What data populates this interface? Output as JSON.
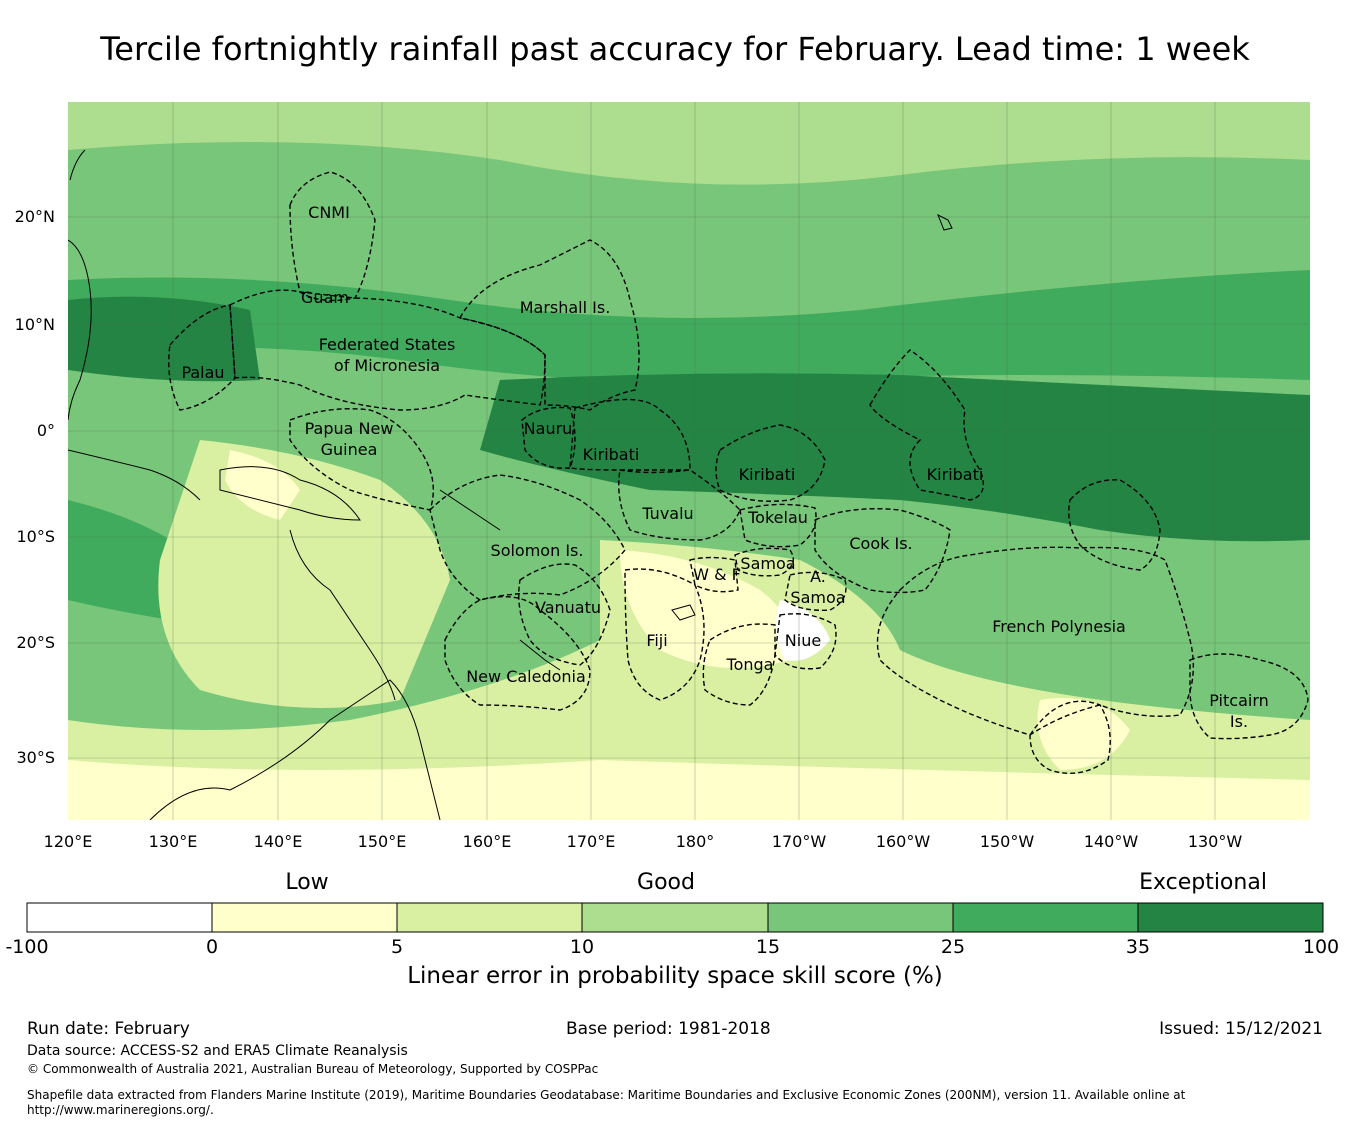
{
  "title": "Tercile fortnightly rainfall past accuracy for February. Lead time: 1 week",
  "map": {
    "lat_labels": [
      "20°N",
      "10°N",
      "0°",
      "10°S",
      "20°S",
      "30°S"
    ],
    "lon_labels": [
      "120°E",
      "130°E",
      "140°E",
      "150°E",
      "160°E",
      "170°E",
      "180°",
      "170°W",
      "160°W",
      "150°W",
      "140°W",
      "130°W"
    ],
    "zones": [
      "CNMI",
      "Guam",
      "Marshall Is.",
      "Federated States",
      "of Micronesia",
      "Palau",
      "Papua New",
      "Guinea",
      "Nauru",
      "Kiribati",
      "Kiribati",
      "Kiribati",
      "Tuvalu",
      "Tokelau",
      "Solomon Is.",
      "Cook Is.",
      "Samoa",
      "W & F",
      "A.",
      "Samoa",
      "Vanuatu",
      "Fiji",
      "Niue",
      "Tonga",
      "French Polynesia",
      "New Caledonia",
      "Pitcairn",
      "Is."
    ]
  },
  "legend": {
    "categories": [
      "Low",
      "Good",
      "Exceptional"
    ],
    "ticks": [
      "-100",
      "0",
      "5",
      "10",
      "15",
      "25",
      "35",
      "100"
    ],
    "colors": [
      "#ffffff",
      "#ffffcc",
      "#d9f0a3",
      "#addd8e",
      "#78c679",
      "#41ab5d",
      "#238443"
    ],
    "label": "Linear error in probability space skill score (%)"
  },
  "footer": {
    "run_date": "Run date: February",
    "base_period": "Base period: 1981-2018",
    "issued": "Issued: 15/12/2021",
    "data_source": "Data source: ACCESS-S2 and ERA5 Climate Reanalysis",
    "copyright": "© Commonwealth of Australia 2021, Australian Bureau of Meteorology, Supported by COSPPac",
    "shapefile_line1": "Shapefile data extracted from Flanders Marine Institute (2019), Maritime Boundaries Geodatabase: Maritime Boundaries and Exclusive Economic Zones (200NM), version 11. Available online at",
    "shapefile_line2": "http://www.marineregions.org/."
  }
}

**WORK TO DO**
Count how many lines above carry the word "February". Only the number is required.

**EXERCISE OUTPUT**
2